_Records from a dataset:_
——————

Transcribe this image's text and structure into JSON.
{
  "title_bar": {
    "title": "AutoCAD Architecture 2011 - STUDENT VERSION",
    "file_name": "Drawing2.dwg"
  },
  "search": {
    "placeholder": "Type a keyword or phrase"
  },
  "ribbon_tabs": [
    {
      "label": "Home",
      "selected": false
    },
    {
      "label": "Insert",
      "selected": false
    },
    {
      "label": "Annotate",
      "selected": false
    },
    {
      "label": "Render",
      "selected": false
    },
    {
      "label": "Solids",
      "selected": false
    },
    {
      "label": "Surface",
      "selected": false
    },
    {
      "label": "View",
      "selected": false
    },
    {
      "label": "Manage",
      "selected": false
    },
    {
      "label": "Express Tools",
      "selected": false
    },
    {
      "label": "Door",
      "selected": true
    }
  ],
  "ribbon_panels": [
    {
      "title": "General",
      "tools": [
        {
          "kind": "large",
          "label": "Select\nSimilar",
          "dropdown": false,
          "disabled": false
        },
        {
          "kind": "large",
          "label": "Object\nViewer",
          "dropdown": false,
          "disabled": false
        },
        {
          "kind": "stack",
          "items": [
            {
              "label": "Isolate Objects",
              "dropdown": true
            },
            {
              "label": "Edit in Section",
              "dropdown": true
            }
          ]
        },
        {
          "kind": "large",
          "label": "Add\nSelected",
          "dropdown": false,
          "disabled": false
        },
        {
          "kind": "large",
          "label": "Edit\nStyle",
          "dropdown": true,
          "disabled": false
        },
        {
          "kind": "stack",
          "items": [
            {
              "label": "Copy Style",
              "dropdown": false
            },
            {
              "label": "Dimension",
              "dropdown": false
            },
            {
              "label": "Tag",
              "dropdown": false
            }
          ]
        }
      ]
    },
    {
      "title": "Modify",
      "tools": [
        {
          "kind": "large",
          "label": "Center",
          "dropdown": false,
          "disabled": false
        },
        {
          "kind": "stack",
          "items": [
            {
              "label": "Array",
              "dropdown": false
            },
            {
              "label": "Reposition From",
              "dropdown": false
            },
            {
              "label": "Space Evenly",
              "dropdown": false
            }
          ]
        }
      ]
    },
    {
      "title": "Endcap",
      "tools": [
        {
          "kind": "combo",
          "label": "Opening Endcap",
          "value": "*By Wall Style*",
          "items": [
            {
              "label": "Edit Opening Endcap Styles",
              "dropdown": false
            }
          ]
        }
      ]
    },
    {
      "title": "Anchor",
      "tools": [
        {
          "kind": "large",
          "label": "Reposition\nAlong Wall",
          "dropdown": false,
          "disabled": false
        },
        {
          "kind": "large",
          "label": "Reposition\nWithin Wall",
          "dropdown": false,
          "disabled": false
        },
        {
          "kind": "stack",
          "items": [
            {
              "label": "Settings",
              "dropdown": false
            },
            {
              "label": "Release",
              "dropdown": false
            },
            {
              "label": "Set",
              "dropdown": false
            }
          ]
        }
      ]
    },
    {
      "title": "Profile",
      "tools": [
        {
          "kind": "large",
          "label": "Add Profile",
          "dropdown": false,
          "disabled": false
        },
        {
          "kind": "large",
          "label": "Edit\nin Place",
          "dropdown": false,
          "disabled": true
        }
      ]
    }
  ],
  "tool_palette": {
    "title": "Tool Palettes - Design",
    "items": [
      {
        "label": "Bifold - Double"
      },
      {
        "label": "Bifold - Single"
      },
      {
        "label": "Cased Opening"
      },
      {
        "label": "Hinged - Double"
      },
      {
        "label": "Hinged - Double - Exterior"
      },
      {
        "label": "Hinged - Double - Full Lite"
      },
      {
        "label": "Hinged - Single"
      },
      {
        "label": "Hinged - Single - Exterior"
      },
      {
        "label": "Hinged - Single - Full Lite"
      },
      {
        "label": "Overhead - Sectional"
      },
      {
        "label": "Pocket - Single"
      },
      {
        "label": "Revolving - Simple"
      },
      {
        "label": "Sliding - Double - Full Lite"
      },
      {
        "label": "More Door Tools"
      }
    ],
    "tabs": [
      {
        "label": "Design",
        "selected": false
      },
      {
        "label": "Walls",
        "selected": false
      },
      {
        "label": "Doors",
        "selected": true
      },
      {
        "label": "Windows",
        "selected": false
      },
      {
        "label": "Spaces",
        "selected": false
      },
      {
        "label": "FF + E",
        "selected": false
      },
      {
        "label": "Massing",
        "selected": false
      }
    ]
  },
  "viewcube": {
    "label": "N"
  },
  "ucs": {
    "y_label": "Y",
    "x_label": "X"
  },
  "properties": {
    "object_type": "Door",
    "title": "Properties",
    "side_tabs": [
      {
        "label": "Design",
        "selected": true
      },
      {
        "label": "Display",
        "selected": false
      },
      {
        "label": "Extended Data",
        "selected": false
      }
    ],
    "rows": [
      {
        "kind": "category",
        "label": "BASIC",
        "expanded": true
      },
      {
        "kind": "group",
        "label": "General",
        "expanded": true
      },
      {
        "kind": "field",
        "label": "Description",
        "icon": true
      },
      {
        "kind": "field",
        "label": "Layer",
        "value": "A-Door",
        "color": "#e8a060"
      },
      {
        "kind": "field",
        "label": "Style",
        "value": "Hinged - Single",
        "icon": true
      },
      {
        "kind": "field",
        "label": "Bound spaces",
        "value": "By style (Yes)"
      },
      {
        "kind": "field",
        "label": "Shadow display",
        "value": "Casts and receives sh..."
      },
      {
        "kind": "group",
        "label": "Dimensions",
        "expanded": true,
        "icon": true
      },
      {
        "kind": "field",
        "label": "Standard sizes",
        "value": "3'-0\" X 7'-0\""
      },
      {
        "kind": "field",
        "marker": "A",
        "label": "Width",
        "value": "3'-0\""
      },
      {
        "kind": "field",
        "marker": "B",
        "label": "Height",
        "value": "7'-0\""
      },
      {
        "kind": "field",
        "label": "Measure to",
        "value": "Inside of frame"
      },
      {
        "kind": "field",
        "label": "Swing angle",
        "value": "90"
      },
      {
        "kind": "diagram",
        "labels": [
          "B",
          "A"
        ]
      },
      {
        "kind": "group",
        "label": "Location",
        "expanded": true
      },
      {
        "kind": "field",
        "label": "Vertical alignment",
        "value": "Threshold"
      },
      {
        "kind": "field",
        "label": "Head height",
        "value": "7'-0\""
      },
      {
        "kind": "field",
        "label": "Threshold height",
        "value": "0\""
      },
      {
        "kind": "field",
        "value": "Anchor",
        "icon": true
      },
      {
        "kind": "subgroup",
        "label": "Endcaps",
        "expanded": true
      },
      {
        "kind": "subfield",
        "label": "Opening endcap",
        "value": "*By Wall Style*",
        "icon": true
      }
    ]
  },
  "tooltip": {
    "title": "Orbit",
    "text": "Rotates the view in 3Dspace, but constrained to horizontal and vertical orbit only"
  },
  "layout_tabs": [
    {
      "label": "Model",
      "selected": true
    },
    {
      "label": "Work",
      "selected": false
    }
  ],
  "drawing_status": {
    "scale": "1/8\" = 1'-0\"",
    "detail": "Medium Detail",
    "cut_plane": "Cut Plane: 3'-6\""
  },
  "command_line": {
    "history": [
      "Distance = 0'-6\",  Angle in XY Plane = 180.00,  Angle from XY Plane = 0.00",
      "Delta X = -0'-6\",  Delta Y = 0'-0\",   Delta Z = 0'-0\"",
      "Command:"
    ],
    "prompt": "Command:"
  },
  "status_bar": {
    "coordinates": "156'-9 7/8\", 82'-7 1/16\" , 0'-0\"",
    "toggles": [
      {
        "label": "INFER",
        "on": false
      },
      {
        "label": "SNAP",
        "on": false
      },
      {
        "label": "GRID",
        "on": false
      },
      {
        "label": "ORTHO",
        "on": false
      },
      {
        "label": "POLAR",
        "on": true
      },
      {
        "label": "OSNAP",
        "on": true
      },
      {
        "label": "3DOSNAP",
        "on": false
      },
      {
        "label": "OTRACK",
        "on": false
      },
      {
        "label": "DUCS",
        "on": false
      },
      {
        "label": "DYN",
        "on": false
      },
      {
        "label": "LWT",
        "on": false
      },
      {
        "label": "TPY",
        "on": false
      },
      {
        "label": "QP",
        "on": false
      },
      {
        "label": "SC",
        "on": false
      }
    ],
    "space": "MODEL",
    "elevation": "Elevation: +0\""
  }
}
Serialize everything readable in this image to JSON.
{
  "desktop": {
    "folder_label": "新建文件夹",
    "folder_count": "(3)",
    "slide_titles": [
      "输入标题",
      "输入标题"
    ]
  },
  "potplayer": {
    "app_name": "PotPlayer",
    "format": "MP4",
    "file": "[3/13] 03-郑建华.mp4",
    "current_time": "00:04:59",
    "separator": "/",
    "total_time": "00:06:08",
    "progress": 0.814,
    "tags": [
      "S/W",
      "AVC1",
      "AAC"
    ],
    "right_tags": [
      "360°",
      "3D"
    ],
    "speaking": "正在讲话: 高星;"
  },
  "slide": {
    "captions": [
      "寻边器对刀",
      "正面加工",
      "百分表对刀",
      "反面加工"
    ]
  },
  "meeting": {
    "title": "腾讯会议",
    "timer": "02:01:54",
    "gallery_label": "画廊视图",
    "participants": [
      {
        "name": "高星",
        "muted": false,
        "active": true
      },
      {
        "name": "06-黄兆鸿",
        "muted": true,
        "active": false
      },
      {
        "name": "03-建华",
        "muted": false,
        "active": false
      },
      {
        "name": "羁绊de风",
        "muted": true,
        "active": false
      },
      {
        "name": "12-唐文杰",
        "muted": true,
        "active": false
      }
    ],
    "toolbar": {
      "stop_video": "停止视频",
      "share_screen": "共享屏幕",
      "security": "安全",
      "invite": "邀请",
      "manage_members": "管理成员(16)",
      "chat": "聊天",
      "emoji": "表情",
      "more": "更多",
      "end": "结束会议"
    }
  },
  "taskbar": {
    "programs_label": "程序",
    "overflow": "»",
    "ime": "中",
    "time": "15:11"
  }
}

——————

_Work required:_ Scan the lines above for "Single", then copy every one that has it.

_Solution to this task:_
        "label": "Bifold - Single"
        "label": "Hinged - Single"
        "label": "Hinged - Single - Exterior"
        "label": "Hinged - Single - Full Lite"
        "label": "Pocket - Single"
        "value": "Hinged - Single",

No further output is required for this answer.